## start Source material

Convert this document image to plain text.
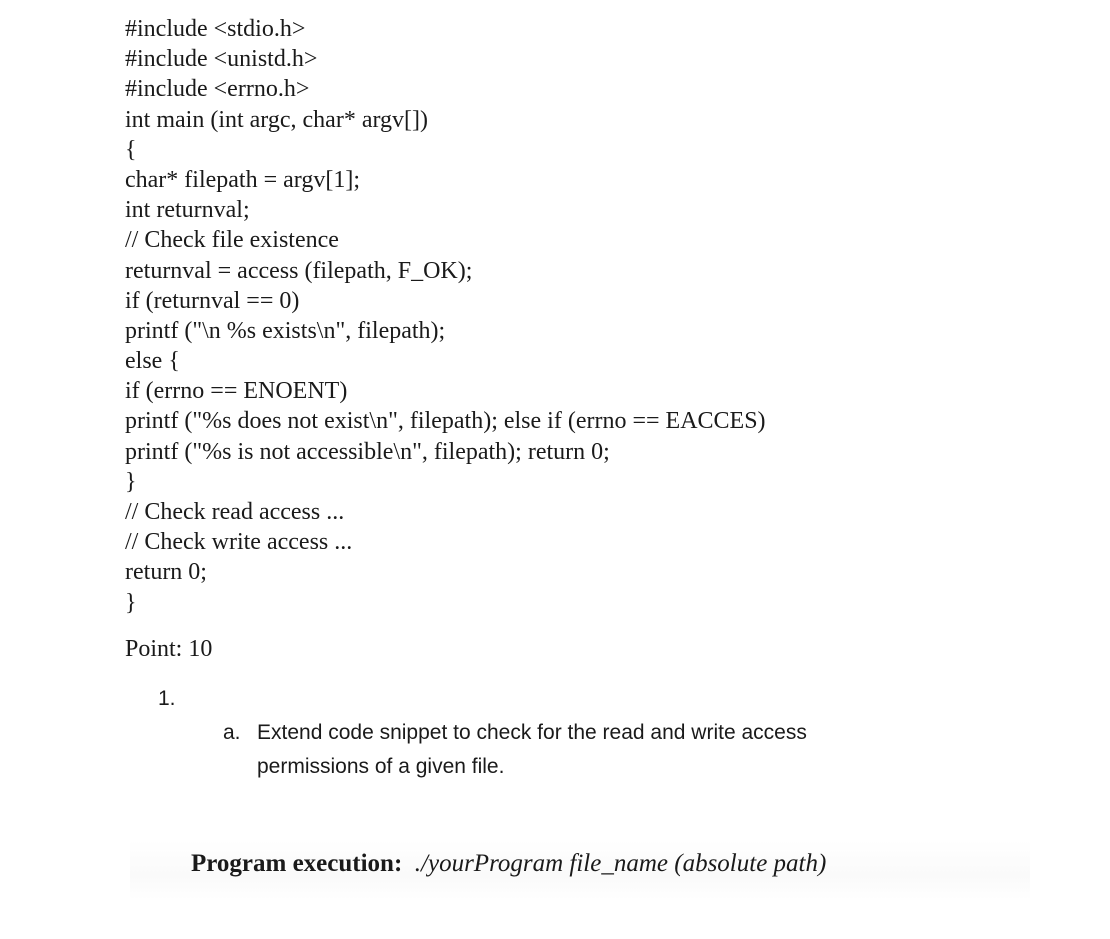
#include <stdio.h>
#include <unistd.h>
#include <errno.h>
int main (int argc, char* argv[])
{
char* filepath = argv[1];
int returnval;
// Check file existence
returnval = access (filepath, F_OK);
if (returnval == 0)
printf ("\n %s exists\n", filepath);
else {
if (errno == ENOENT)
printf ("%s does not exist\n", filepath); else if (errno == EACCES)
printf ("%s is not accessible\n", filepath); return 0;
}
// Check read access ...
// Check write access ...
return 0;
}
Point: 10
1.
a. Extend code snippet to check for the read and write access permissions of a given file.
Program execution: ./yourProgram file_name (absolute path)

## end Source material

■ Task ■
Within the data above, pick out all lines holding the word "printf".

■ Exercise solution ■
printf ("\n %s exists\n", filepath);
printf ("%s does not exist\n", filepath); else if (errno == EACCES)
printf ("%s is not accessible\n", filepath); return 0;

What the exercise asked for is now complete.